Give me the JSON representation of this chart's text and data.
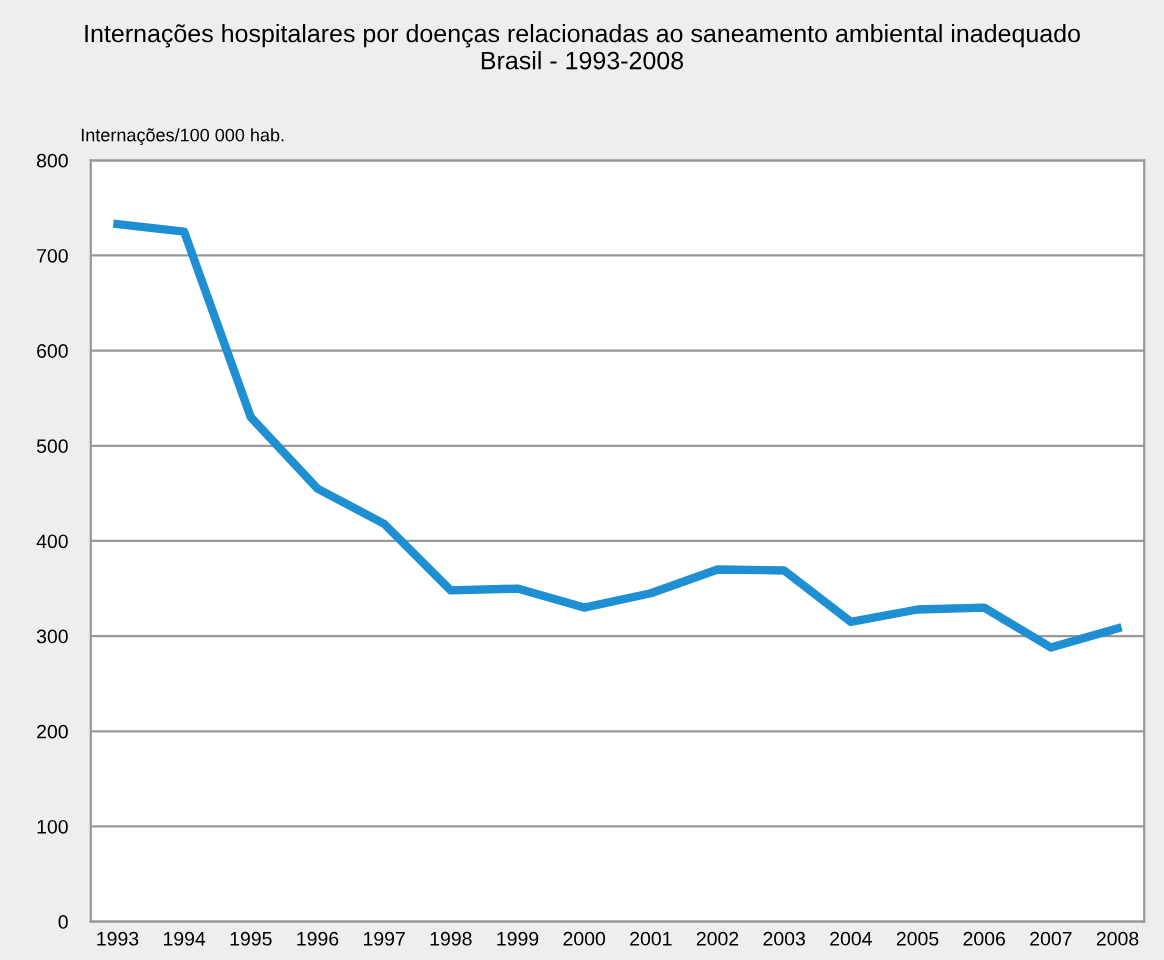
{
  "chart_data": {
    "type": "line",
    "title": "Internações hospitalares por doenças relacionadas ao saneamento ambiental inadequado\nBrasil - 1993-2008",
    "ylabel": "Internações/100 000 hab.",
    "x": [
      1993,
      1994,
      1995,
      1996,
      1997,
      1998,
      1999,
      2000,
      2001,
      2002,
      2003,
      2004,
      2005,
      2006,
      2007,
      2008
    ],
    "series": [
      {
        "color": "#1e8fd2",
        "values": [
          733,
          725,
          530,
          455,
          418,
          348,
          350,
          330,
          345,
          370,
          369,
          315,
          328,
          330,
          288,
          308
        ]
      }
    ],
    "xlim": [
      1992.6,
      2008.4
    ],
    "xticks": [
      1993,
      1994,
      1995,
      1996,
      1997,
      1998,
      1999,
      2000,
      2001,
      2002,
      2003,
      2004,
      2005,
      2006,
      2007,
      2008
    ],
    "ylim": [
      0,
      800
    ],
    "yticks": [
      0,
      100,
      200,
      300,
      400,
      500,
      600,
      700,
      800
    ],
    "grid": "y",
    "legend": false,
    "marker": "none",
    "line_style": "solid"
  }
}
...
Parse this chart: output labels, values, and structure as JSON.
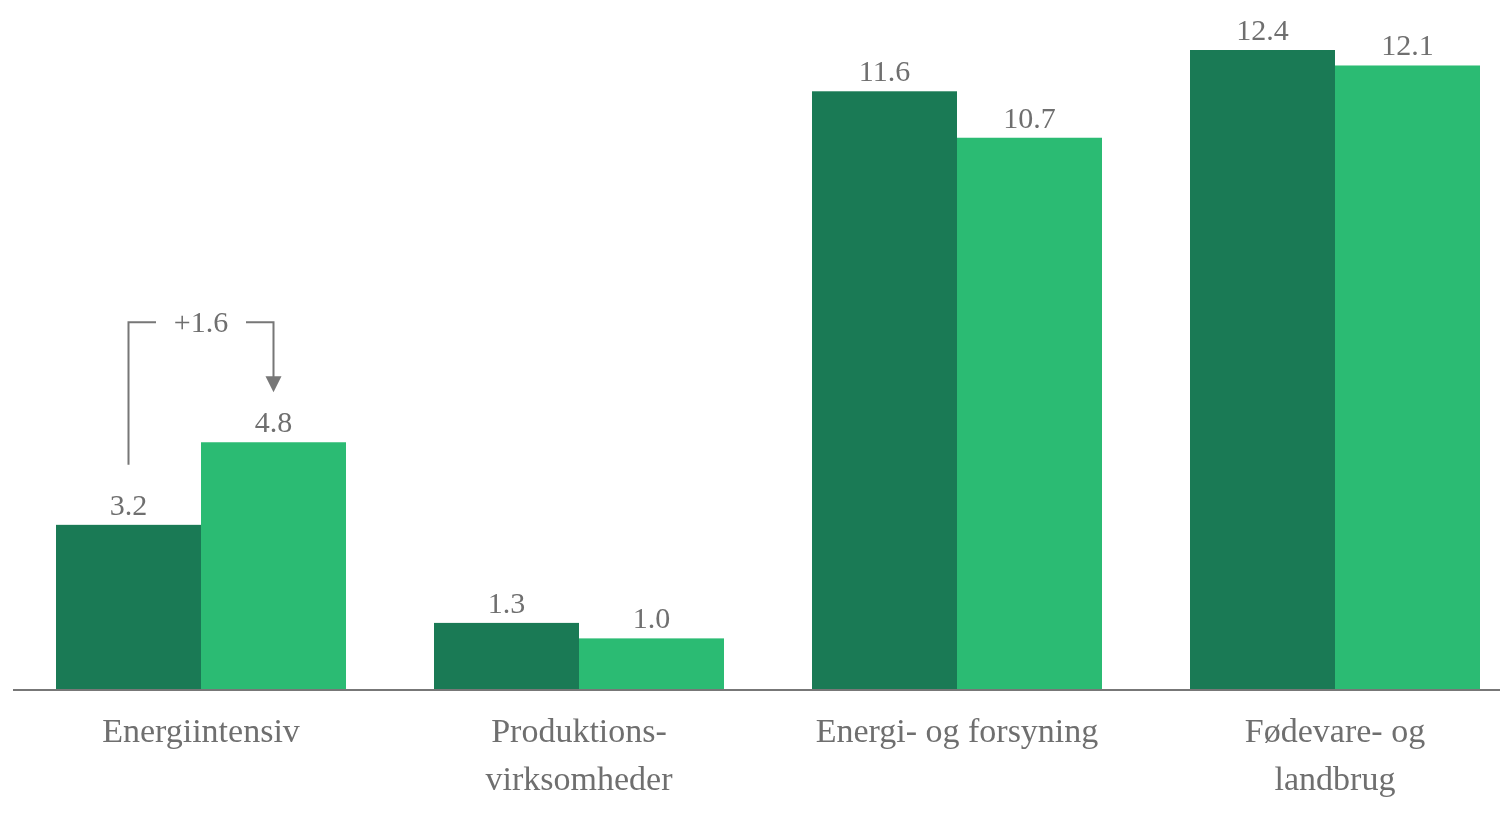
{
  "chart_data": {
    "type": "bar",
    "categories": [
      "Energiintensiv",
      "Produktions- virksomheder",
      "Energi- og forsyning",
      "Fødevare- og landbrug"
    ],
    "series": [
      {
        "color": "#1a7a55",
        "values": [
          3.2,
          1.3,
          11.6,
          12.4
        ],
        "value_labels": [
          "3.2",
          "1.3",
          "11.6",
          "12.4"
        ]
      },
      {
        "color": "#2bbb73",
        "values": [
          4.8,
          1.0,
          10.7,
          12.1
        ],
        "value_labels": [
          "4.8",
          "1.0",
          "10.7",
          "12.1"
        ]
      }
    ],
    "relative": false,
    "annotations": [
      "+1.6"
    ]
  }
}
--
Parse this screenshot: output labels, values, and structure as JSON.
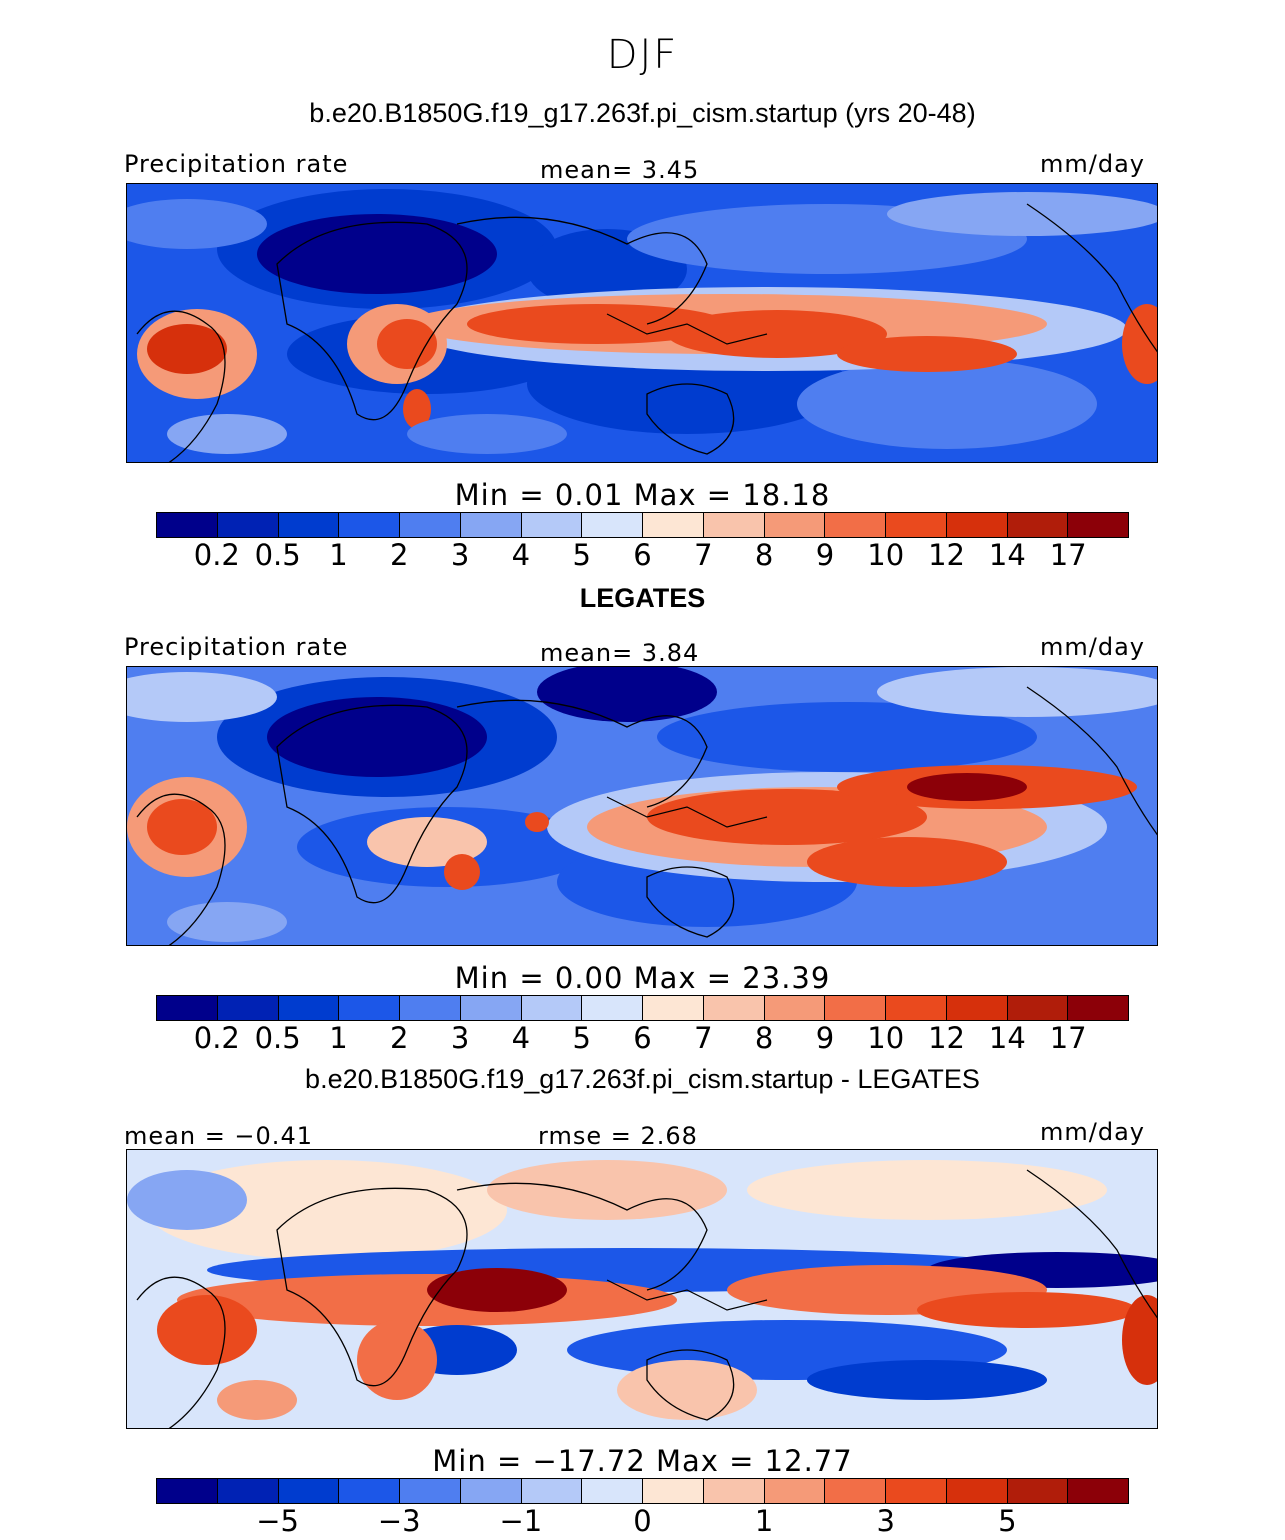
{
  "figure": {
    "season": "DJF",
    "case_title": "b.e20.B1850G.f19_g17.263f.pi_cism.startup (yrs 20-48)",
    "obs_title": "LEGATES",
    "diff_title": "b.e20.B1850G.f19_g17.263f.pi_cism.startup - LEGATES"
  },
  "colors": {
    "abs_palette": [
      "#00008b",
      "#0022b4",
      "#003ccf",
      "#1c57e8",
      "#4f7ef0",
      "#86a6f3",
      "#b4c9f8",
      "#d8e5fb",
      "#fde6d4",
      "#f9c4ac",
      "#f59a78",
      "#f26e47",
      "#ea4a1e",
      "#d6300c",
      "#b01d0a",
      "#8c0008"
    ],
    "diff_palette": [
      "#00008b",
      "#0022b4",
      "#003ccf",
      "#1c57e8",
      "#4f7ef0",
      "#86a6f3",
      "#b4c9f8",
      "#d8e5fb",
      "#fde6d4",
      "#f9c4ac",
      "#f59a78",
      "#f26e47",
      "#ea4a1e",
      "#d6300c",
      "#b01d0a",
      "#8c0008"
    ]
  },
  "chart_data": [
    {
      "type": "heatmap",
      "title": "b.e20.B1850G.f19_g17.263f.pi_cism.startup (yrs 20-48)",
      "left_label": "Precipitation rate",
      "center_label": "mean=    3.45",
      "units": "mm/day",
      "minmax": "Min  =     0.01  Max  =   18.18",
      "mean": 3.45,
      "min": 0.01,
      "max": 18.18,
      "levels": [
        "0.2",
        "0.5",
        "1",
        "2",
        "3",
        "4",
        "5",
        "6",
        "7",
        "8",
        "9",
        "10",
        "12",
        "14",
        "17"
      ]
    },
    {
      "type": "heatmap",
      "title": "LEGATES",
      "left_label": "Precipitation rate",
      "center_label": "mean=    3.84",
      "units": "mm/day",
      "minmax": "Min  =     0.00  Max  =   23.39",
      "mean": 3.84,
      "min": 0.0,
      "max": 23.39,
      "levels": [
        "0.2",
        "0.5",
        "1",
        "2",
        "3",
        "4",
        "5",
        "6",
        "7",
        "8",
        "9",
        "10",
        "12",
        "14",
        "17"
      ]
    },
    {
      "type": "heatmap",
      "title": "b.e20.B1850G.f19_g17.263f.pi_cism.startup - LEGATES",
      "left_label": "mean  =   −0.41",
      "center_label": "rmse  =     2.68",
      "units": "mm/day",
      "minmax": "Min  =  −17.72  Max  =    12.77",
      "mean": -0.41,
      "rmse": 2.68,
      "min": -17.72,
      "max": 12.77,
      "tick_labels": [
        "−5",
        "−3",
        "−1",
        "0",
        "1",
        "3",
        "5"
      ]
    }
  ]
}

#### What to work on
Collect, from the material above, every line containing the word "this".

#### The answer
Give me the JSON representation of this chart's text and data.
Parse this chart: output labels, values, and structure as JSON.
Parse this screenshot: output labels, values, and structure as JSON.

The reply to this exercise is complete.